* What the task requires *
The records that follow are to be transcribed in full, without their images.

[Records from a dataset]
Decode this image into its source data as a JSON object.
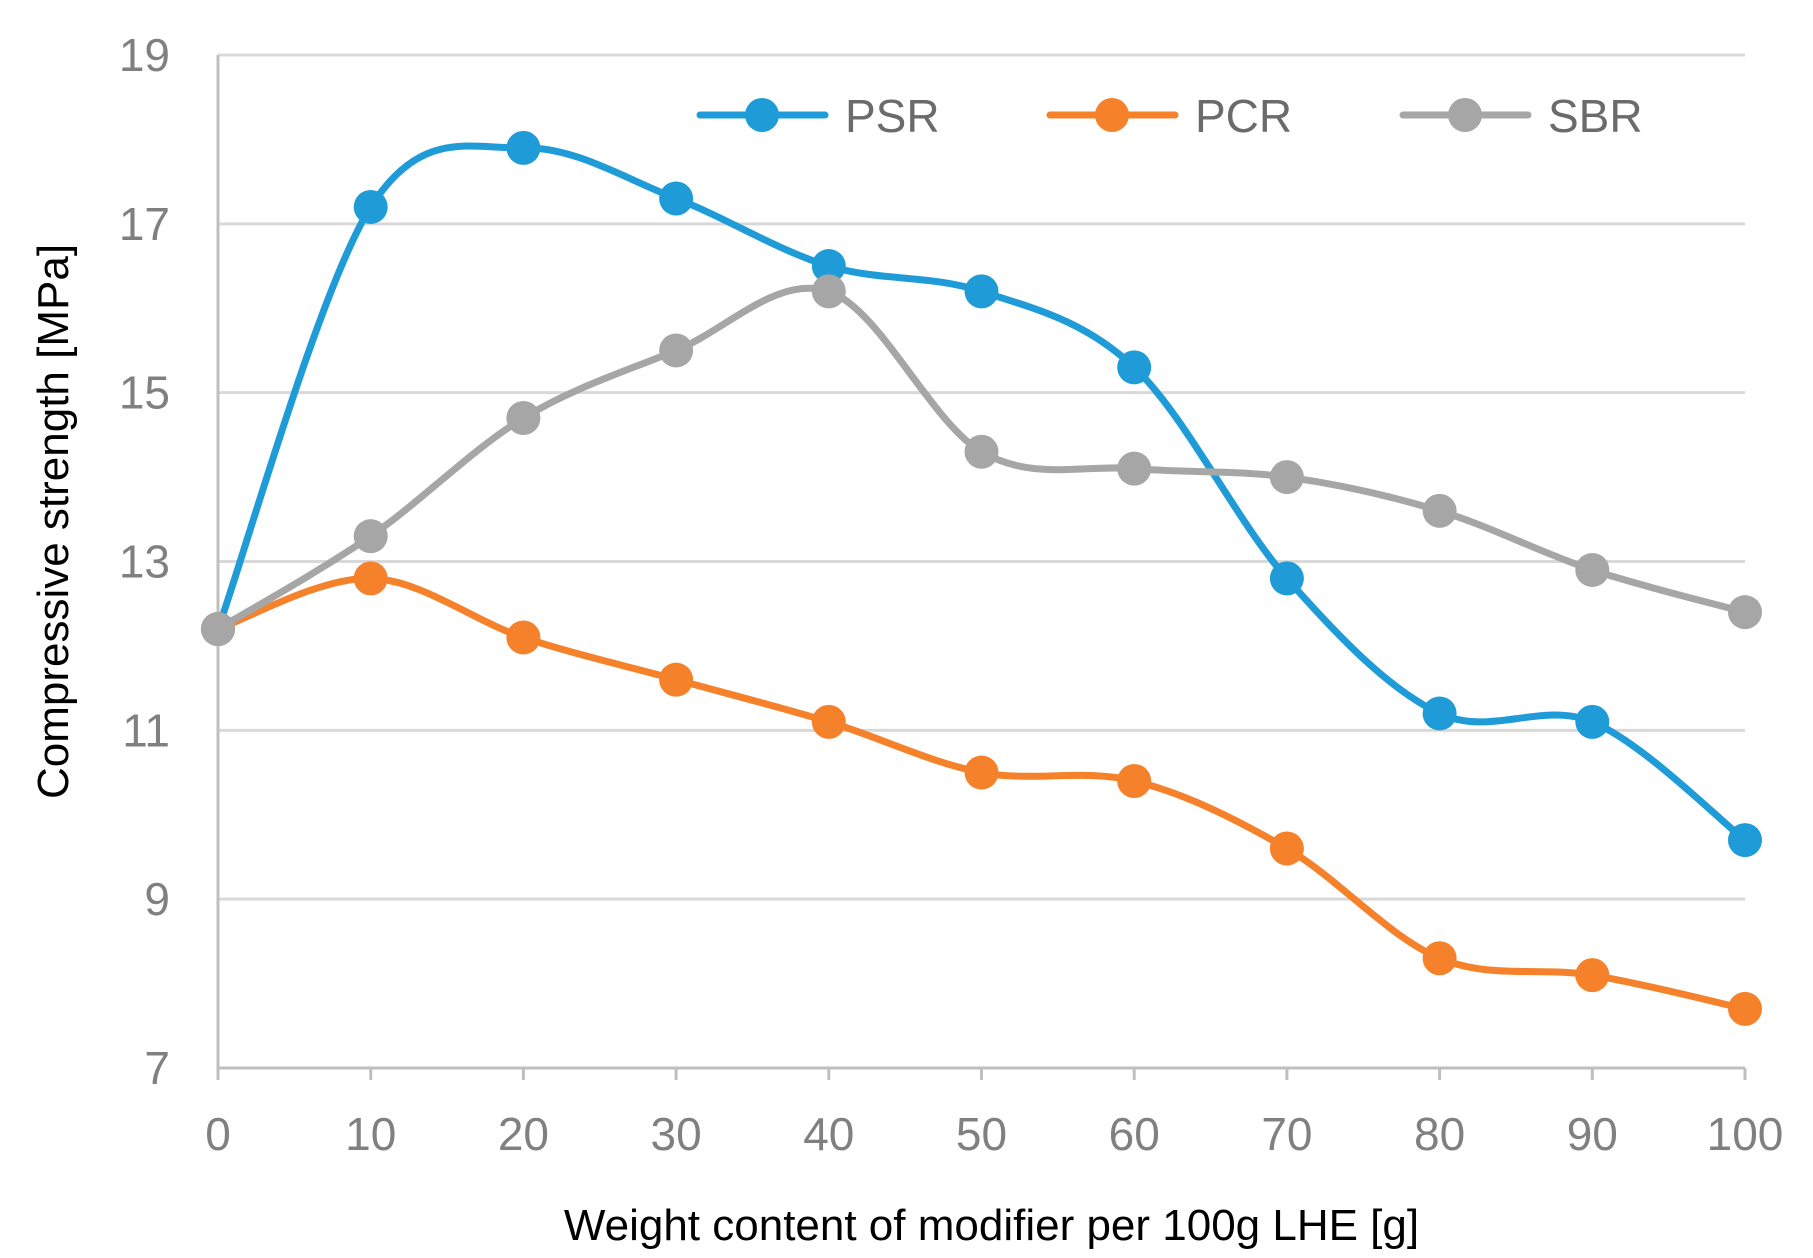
{
  "chart_data": {
    "type": "line",
    "title": "",
    "xlabel": "Weight content of modifier per 100g LHE [g]",
    "ylabel": "Compressive strength [MPa]",
    "x": [
      0,
      10,
      20,
      30,
      40,
      50,
      60,
      70,
      80,
      90,
      100
    ],
    "x_tick_labels": [
      "0",
      "10",
      "20",
      "30",
      "40",
      "50",
      "60",
      "70",
      "80",
      "90",
      "100"
    ],
    "y_tick_labels": [
      "7",
      "9",
      "11",
      "13",
      "15",
      "17",
      "19"
    ],
    "y_ticks": [
      7,
      9,
      11,
      13,
      15,
      17,
      19
    ],
    "xlim": [
      0,
      100
    ],
    "ylim": [
      7,
      19
    ],
    "grid": "horizontal",
    "legend_position": "top-right",
    "series": [
      {
        "name": "PSR",
        "color": "#1F9CD8",
        "values": [
          12.2,
          17.2,
          17.9,
          17.3,
          16.5,
          16.2,
          15.3,
          12.8,
          11.2,
          11.1,
          9.7
        ]
      },
      {
        "name": "PCR",
        "color": "#F5812B",
        "values": [
          12.2,
          12.8,
          12.1,
          11.6,
          11.1,
          10.5,
          10.4,
          9.6,
          8.3,
          8.1,
          7.7
        ]
      },
      {
        "name": "SBR",
        "color": "#A6A6A6",
        "values": [
          12.2,
          13.3,
          14.7,
          15.5,
          16.2,
          14.3,
          14.1,
          14.0,
          13.6,
          12.9,
          12.4
        ]
      }
    ]
  }
}
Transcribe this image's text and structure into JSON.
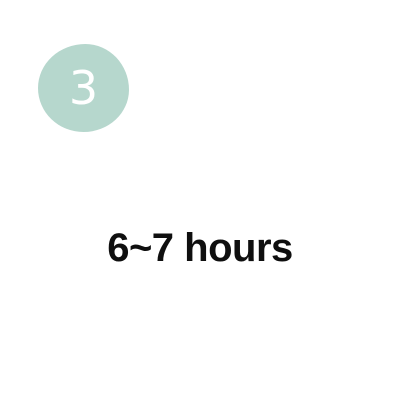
{
  "step": {
    "number": "3",
    "badge_color": "#b6d7cd"
  },
  "duration": {
    "text": "6~7 hours",
    "color": "#0f0f0f"
  }
}
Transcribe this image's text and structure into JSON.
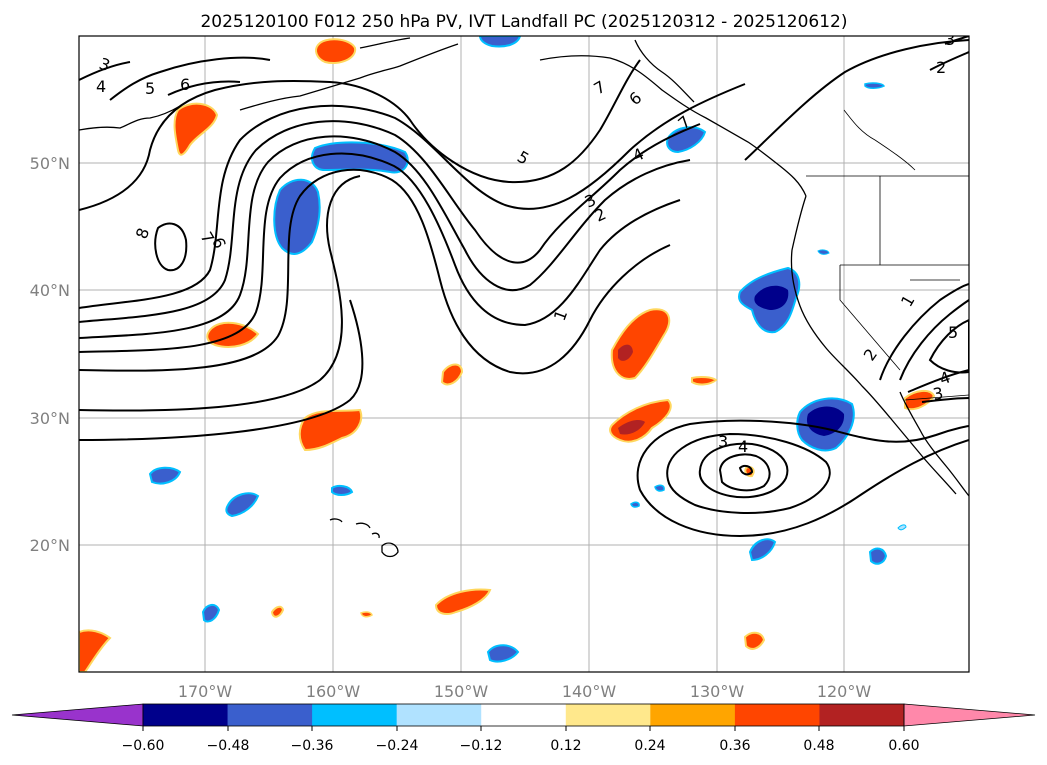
{
  "title": "2025120100 F012 250 hPa PV, IVT Landfall PC (2025120312 - 2025120612)",
  "lat_ticks": [
    {
      "value": 50,
      "label": "50°N"
    },
    {
      "value": 40,
      "label": "40°N"
    },
    {
      "value": 30,
      "label": "30°N"
    },
    {
      "value": 20,
      "label": "20°N"
    }
  ],
  "lon_ticks": [
    {
      "value": -170,
      "label": "170°W"
    },
    {
      "value": -160,
      "label": "160°W"
    },
    {
      "value": -150,
      "label": "150°W"
    },
    {
      "value": -140,
      "label": "140°W"
    },
    {
      "value": -130,
      "label": "130°W"
    },
    {
      "value": -120,
      "label": "120°W"
    }
  ],
  "colorbar": {
    "levels": [
      "−0.60",
      "−0.48",
      "−0.36",
      "−0.24",
      "−0.12",
      "0.12",
      "0.24",
      "0.36",
      "0.48",
      "0.60"
    ],
    "under_color": "#9933cc",
    "over_color": "#ff88aa",
    "colors": [
      "#00008b",
      "#3a5fcd",
      "#00bfff",
      "#b0e2ff",
      "#ffffff",
      "#ffe88c",
      "#ffa500",
      "#ff4500",
      "#b22222"
    ]
  },
  "contour_labels": [
    {
      "text": "3",
      "role": "contour-label"
    },
    {
      "text": "4",
      "role": "contour-label"
    },
    {
      "text": "5",
      "role": "contour-label"
    },
    {
      "text": "6",
      "role": "contour-label"
    },
    {
      "text": "7",
      "role": "contour-label"
    },
    {
      "text": "8",
      "role": "contour-label"
    },
    {
      "text": "6",
      "role": "contour-label"
    },
    {
      "text": "7",
      "role": "contour-label"
    },
    {
      "text": "5",
      "role": "contour-label"
    },
    {
      "text": "4",
      "role": "contour-label"
    },
    {
      "text": "3",
      "role": "contour-label"
    },
    {
      "text": "2",
      "role": "contour-label"
    },
    {
      "text": "1",
      "role": "contour-label"
    },
    {
      "text": "7",
      "role": "contour-label"
    },
    {
      "text": "6",
      "role": "contour-label"
    },
    {
      "text": "3",
      "role": "contour-label"
    },
    {
      "text": "2",
      "role": "contour-label"
    },
    {
      "text": "1",
      "role": "contour-label"
    },
    {
      "text": "2",
      "role": "contour-label"
    },
    {
      "text": "5",
      "role": "contour-label"
    },
    {
      "text": "4",
      "role": "contour-label"
    },
    {
      "text": "3",
      "role": "contour-label"
    },
    {
      "text": "3",
      "role": "contour-label"
    },
    {
      "text": "4",
      "role": "contour-label"
    }
  ]
}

* Solution to this exercise *
Decode this image into its source data as a JSON object.
{
  "chart_data": {
    "type": "line",
    "title": "",
    "xlabel": "Weight content of modifier per 100g LHE [g]",
    "ylabel": "Compressive strength [MPa]",
    "x": [
      0,
      10,
      20,
      30,
      40,
      50,
      60,
      70,
      80,
      90,
      100
    ],
    "x_tick_labels": [
      "0",
      "10",
      "20",
      "30",
      "40",
      "50",
      "60",
      "70",
      "80",
      "90",
      "100"
    ],
    "y_tick_labels": [
      "7",
      "9",
      "11",
      "13",
      "15",
      "17",
      "19"
    ],
    "y_ticks": [
      7,
      9,
      11,
      13,
      15,
      17,
      19
    ],
    "xlim": [
      0,
      100
    ],
    "ylim": [
      7,
      19
    ],
    "grid": "horizontal",
    "legend_position": "top-right",
    "series": [
      {
        "name": "PSR",
        "color": "#1F9CD8",
        "values": [
          12.2,
          17.2,
          17.9,
          17.3,
          16.5,
          16.2,
          15.3,
          12.8,
          11.2,
          11.1,
          9.7
        ]
      },
      {
        "name": "PCR",
        "color": "#F5812B",
        "values": [
          12.2,
          12.8,
          12.1,
          11.6,
          11.1,
          10.5,
          10.4,
          9.6,
          8.3,
          8.1,
          7.7
        ]
      },
      {
        "name": "SBR",
        "color": "#A6A6A6",
        "values": [
          12.2,
          13.3,
          14.7,
          15.5,
          16.2,
          14.3,
          14.1,
          14.0,
          13.6,
          12.9,
          12.4
        ]
      }
    ]
  }
}
Transcribe this image's text and structure into JSON.
{
  "step": {
    "number": "3",
    "badge_color": "#b6d7cd"
  },
  "duration": {
    "text": "6~7 hours",
    "color": "#0f0f0f"
  }
}
Transcribe this image's text and structure into JSON.
{
  "title": "2025120100 F012 250 hPa PV, IVT Landfall PC (2025120312 - 2025120612)",
  "lat_ticks": [
    {
      "value": 50,
      "label": "50°N"
    },
    {
      "value": 40,
      "label": "40°N"
    },
    {
      "value": 30,
      "label": "30°N"
    },
    {
      "value": 20,
      "label": "20°N"
    }
  ],
  "lon_ticks": [
    {
      "value": -170,
      "label": "170°W"
    },
    {
      "value": -160,
      "label": "160°W"
    },
    {
      "value": -150,
      "label": "150°W"
    },
    {
      "value": -140,
      "label": "140°W"
    },
    {
      "value": -130,
      "label": "130°W"
    },
    {
      "value": -120,
      "label": "120°W"
    }
  ],
  "colorbar": {
    "levels": [
      "−0.60",
      "−0.48",
      "−0.36",
      "−0.24",
      "−0.12",
      "0.12",
      "0.24",
      "0.36",
      "0.48",
      "0.60"
    ],
    "under_color": "#9933cc",
    "over_color": "#ff88aa",
    "colors": [
      "#00008b",
      "#3a5fcd",
      "#00bfff",
      "#b0e2ff",
      "#ffffff",
      "#ffe88c",
      "#ffa500",
      "#ff4500",
      "#b22222"
    ]
  },
  "contour_labels": [
    {
      "text": "3",
      "role": "contour-label"
    },
    {
      "text": "4",
      "role": "contour-label"
    },
    {
      "text": "5",
      "role": "contour-label"
    },
    {
      "text": "6",
      "role": "contour-label"
    },
    {
      "text": "7",
      "role": "contour-label"
    },
    {
      "text": "8",
      "role": "contour-label"
    },
    {
      "text": "6",
      "role": "contour-label"
    },
    {
      "text": "7",
      "role": "contour-label"
    },
    {
      "text": "5",
      "role": "contour-label"
    },
    {
      "text": "4",
      "role": "contour-label"
    },
    {
      "text": "3",
      "role": "contour-label"
    },
    {
      "text": "2",
      "role": "contour-label"
    },
    {
      "text": "1",
      "role": "contour-label"
    },
    {
      "text": "7",
      "role": "contour-label"
    },
    {
      "text": "6",
      "role": "contour-label"
    },
    {
      "text": "3",
      "role": "contour-label"
    },
    {
      "text": "2",
      "role": "contour-label"
    },
    {
      "text": "1",
      "role": "contour-label"
    },
    {
      "text": "2",
      "role": "contour-label"
    },
    {
      "text": "5",
      "role": "contour-label"
    },
    {
      "text": "4",
      "role": "contour-label"
    },
    {
      "text": "3",
      "role": "contour-label"
    },
    {
      "text": "3",
      "role": "contour-label"
    },
    {
      "text": "4",
      "role": "contour-label"
    }
  ]
}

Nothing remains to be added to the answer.